::: DATASET RECORDS :::

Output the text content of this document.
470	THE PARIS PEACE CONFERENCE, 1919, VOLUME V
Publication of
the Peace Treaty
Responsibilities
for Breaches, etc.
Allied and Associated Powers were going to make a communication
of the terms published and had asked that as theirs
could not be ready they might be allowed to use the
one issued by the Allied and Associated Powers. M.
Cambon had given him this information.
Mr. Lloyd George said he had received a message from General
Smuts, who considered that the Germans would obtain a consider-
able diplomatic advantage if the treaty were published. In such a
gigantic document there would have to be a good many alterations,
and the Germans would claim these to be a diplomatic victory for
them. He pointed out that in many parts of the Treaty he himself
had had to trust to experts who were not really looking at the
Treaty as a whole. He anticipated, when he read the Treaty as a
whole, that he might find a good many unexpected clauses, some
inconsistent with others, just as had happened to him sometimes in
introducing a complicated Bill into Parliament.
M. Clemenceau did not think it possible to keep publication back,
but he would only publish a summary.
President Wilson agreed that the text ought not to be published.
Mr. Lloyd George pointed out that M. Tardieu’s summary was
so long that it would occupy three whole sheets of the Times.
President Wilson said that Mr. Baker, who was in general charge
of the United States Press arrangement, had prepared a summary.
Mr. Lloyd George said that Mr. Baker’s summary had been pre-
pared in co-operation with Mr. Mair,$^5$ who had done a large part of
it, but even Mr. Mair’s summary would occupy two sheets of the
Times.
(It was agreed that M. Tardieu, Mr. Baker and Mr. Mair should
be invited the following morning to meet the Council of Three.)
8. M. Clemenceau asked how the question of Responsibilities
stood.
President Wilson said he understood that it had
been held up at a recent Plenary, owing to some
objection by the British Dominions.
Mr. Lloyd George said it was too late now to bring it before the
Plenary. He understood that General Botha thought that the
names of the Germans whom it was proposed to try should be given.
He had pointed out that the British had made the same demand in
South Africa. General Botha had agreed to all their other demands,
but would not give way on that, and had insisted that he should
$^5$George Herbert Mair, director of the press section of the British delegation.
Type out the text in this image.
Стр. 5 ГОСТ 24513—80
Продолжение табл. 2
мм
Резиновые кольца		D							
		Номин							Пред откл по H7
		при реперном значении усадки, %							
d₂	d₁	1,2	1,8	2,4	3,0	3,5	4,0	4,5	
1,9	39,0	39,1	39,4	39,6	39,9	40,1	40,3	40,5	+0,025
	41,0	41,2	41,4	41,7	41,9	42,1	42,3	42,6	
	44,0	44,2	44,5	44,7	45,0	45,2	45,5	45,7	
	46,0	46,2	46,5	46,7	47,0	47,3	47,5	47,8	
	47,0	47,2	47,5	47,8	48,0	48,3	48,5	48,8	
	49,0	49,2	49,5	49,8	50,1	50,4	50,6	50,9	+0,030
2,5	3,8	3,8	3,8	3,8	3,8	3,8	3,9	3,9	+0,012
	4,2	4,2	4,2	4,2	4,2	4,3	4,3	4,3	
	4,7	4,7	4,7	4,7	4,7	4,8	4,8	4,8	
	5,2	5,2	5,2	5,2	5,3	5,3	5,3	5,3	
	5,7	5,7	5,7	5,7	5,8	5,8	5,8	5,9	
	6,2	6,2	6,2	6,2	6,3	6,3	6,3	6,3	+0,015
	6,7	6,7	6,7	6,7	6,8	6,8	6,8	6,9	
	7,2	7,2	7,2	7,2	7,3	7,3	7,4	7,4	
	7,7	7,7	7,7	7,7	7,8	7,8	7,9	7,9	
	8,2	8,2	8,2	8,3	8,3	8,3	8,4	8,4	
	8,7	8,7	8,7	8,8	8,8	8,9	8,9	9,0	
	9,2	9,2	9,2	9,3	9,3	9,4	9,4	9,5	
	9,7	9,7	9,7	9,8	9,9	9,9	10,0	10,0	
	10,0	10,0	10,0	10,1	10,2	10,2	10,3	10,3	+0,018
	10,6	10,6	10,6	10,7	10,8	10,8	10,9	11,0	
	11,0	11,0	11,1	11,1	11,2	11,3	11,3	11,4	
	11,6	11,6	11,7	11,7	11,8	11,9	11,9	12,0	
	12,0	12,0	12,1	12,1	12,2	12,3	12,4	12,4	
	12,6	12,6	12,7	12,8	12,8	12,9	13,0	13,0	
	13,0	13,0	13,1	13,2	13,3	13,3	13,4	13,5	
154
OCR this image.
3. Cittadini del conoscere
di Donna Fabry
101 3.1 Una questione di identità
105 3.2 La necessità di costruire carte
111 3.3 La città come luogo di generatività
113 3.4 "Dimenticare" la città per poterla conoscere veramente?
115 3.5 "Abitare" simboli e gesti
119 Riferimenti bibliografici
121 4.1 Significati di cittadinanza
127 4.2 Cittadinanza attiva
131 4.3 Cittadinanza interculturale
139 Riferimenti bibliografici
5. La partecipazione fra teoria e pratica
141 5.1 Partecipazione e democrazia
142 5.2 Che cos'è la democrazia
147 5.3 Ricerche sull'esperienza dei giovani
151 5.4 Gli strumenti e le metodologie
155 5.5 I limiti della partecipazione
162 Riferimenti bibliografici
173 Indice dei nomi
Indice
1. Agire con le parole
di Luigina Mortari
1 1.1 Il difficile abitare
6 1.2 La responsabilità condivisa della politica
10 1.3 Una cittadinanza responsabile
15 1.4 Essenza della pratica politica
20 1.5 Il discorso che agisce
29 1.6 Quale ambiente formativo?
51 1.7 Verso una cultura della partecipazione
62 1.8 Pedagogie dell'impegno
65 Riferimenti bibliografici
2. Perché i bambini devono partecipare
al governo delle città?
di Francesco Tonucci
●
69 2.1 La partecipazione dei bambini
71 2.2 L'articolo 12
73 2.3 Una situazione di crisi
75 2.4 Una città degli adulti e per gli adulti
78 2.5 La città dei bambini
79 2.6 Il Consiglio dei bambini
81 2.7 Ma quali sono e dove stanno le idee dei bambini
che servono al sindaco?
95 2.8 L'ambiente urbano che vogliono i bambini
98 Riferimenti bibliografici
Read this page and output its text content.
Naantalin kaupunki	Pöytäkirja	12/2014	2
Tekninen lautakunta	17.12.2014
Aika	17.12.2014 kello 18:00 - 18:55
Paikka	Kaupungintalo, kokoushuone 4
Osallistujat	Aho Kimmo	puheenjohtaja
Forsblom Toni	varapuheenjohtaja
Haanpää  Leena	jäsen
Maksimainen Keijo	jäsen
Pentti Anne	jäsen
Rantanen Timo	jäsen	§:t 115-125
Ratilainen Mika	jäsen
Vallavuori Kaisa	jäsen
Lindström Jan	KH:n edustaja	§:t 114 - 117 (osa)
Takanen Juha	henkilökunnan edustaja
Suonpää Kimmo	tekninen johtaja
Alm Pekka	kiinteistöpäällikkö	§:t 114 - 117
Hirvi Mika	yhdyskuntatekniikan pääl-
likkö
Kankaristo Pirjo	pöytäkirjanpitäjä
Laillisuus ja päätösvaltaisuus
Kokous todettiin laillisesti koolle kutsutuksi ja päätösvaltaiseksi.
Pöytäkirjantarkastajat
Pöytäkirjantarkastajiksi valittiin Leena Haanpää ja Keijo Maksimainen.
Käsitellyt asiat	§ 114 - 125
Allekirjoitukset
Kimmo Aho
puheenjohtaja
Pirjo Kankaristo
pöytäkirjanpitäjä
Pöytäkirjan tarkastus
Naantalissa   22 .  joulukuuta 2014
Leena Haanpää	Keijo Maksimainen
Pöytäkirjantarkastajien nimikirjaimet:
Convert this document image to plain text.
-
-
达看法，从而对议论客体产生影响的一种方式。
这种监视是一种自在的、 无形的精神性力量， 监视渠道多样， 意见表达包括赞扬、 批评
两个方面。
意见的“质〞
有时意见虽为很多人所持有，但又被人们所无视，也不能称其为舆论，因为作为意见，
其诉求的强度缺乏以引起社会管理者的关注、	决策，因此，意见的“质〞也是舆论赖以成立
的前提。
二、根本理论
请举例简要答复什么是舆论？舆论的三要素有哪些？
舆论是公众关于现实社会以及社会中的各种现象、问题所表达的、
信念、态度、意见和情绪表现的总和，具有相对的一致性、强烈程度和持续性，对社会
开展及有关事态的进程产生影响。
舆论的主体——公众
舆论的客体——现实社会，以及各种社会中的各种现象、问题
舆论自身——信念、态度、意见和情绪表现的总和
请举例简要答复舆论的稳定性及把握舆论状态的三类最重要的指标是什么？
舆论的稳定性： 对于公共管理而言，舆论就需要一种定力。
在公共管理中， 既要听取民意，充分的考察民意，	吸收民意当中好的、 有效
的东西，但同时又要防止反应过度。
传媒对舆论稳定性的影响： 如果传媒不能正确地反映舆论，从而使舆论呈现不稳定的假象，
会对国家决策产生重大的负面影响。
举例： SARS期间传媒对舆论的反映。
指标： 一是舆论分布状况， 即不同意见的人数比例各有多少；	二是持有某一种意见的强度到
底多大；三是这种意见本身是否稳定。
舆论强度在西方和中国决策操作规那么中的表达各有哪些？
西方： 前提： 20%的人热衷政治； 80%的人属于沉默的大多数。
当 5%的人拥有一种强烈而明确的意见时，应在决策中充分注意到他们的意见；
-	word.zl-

:::

# [YOUR INSTRUCTIONS]
Using the records above, gather all lines where the string "asked" is present.

# [FINAL RESULT]
of the terms published and had asked that as theirs
8. M. Clemenceau asked how the question of Responsibilities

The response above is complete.